* _Exercise objective_: Copy every line that contains the string "mismatch" from the entries below.

(Items listed in a dataset)
______
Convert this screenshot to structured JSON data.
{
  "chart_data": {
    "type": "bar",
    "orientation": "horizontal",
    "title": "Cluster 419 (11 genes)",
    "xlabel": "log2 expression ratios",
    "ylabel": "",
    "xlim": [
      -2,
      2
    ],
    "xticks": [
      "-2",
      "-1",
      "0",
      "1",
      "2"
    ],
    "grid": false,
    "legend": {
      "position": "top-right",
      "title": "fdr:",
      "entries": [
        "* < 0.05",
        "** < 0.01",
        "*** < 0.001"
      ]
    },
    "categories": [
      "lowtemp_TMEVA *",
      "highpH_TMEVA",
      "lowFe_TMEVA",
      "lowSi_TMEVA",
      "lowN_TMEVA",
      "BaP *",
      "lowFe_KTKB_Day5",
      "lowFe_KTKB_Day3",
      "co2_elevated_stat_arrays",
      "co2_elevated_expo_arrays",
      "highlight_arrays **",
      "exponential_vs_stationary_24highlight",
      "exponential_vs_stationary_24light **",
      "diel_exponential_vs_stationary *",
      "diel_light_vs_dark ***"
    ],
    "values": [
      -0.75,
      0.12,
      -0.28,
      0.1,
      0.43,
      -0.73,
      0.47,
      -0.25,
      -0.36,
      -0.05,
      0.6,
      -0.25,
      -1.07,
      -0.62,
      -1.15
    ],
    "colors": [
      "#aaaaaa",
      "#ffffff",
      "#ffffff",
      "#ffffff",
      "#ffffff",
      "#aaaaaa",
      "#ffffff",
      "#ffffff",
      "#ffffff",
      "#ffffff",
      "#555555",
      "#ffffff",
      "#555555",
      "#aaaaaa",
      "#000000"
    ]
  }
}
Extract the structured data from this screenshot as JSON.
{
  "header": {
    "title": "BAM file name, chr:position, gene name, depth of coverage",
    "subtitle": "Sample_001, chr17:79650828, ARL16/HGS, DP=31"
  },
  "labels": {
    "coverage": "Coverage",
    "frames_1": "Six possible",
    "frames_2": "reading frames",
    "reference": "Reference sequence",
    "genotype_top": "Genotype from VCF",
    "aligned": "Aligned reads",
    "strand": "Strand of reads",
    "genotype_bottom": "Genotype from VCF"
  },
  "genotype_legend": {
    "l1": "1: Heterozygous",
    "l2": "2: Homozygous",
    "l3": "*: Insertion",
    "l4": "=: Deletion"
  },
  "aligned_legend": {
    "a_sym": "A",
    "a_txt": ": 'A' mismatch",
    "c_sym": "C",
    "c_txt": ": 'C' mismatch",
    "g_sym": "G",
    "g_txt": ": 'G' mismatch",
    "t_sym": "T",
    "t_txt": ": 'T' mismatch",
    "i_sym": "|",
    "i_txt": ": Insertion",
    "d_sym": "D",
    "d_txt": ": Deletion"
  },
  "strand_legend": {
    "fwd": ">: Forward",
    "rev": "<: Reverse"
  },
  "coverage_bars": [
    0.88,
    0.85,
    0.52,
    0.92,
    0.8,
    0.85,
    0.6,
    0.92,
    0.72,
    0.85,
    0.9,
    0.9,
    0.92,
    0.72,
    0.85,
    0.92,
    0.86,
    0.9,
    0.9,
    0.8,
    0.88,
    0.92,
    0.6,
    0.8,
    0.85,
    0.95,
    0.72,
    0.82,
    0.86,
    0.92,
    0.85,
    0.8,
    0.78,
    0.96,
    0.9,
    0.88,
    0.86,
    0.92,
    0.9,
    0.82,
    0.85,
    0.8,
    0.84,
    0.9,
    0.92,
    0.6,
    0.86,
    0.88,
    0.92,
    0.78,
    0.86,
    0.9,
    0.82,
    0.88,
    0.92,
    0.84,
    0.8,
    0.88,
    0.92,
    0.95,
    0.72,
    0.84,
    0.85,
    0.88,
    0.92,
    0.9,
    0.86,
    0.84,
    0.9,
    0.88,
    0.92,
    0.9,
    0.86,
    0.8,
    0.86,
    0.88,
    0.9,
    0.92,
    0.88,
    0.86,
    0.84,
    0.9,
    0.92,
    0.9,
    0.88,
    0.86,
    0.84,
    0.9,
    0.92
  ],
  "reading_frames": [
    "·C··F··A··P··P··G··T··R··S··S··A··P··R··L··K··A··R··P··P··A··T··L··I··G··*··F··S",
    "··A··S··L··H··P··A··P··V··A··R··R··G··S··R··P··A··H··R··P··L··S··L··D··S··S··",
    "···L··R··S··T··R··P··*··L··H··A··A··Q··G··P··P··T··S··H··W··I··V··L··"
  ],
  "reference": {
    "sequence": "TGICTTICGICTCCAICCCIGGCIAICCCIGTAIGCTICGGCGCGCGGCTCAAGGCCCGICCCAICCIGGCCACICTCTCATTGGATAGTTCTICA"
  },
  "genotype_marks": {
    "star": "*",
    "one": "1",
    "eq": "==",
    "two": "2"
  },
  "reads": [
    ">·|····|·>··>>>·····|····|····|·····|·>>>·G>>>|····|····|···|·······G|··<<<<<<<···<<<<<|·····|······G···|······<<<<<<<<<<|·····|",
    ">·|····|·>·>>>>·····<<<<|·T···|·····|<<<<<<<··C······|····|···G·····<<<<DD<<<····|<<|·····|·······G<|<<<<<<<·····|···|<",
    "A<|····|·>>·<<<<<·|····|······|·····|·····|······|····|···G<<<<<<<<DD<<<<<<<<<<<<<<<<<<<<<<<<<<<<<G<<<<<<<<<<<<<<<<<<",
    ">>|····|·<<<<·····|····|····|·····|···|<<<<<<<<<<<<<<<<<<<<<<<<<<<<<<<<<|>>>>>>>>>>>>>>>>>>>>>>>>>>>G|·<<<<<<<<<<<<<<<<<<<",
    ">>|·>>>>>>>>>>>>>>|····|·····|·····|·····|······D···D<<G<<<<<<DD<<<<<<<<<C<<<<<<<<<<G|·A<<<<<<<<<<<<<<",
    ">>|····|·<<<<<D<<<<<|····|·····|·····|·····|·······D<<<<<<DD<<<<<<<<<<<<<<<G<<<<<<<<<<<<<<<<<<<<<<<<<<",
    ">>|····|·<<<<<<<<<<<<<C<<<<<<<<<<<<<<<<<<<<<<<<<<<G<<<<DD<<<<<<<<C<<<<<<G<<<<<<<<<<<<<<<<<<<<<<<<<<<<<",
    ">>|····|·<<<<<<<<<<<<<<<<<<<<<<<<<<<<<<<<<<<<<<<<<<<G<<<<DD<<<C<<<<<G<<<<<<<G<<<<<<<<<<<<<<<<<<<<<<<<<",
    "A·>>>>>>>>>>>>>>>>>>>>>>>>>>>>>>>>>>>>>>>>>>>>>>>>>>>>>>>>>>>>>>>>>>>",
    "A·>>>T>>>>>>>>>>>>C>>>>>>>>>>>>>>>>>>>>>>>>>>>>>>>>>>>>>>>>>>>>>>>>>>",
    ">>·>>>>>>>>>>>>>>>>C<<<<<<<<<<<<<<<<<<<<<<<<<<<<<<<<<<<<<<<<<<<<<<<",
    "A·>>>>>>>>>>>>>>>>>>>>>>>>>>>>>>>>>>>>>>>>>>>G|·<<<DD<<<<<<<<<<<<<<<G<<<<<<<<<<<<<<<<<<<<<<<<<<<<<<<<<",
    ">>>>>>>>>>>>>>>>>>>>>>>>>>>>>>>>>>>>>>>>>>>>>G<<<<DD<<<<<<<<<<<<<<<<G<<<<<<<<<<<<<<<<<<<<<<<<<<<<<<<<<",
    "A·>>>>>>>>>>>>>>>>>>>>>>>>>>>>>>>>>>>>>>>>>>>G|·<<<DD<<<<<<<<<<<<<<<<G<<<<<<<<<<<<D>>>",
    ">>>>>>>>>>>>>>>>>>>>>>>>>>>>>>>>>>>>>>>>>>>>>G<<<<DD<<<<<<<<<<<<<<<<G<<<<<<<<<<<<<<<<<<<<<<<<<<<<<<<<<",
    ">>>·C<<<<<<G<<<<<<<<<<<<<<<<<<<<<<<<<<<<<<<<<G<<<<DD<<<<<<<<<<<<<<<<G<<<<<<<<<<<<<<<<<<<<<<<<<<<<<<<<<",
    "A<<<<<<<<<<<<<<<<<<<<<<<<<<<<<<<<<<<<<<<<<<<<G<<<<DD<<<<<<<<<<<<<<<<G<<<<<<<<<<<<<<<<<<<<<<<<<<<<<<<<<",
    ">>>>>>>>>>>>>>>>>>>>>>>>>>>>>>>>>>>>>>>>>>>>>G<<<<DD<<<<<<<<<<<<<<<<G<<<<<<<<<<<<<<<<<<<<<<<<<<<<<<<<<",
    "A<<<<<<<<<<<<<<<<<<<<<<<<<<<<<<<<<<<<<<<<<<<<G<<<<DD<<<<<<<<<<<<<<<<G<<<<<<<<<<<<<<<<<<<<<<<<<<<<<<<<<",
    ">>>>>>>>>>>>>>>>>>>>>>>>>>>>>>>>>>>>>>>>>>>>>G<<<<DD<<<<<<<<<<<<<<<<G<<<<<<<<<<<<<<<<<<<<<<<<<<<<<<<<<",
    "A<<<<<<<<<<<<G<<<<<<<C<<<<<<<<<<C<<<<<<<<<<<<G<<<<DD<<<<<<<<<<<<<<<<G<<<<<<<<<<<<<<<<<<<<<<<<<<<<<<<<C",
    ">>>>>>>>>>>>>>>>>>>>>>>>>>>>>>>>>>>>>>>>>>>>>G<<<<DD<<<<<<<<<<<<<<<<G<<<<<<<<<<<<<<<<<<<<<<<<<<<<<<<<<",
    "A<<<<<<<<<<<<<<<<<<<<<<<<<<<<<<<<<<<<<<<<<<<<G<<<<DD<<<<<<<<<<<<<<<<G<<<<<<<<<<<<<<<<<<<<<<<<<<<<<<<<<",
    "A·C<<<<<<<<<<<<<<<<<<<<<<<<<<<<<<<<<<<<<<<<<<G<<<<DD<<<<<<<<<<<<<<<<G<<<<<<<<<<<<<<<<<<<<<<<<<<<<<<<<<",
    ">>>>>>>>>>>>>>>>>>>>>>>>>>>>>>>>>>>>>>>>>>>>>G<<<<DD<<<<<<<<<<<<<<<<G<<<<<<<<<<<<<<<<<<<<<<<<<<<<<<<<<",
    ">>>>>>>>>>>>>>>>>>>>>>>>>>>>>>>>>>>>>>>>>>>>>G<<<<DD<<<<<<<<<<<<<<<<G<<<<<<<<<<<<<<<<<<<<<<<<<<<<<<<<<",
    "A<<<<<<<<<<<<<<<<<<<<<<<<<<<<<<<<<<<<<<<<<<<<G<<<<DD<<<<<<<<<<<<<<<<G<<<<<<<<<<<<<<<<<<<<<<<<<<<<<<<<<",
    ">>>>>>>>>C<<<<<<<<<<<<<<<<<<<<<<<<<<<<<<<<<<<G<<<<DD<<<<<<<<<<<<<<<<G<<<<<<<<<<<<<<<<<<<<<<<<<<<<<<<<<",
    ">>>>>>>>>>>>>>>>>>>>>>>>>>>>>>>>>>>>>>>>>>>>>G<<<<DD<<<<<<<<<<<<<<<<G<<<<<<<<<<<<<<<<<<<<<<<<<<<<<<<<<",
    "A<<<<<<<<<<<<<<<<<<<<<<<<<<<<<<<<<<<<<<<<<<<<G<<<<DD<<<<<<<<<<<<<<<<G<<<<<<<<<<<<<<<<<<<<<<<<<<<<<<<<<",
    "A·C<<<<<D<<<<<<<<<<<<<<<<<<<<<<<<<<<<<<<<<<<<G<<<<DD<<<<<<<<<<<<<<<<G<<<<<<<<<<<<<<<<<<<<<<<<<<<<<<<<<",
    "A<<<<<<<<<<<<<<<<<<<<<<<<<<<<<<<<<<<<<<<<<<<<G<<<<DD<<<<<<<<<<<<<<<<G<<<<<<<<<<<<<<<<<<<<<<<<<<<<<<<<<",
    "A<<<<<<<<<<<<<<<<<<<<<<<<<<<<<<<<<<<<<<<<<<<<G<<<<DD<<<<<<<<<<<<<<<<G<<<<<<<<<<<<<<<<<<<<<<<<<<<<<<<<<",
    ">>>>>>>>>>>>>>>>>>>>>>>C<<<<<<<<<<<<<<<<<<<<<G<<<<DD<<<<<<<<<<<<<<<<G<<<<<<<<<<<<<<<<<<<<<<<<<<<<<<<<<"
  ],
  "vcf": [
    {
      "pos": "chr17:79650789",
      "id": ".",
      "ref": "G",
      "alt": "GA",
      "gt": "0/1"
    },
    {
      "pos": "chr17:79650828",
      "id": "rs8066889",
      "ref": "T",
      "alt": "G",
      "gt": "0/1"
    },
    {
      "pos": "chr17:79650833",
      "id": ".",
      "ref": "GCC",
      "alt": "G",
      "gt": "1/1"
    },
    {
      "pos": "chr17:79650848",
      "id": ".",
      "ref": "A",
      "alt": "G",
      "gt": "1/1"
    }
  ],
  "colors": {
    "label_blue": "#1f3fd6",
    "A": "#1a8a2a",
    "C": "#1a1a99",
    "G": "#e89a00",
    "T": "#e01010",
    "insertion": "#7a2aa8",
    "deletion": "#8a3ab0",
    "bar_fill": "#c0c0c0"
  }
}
______
* _Completed exercise_:
    "a_txt": ": 'A' mismatch",
    "c_txt": ": 'C' mismatch",
    "g_txt": ": 'G' mismatch",
    "t_txt": ": 'T' mismatch",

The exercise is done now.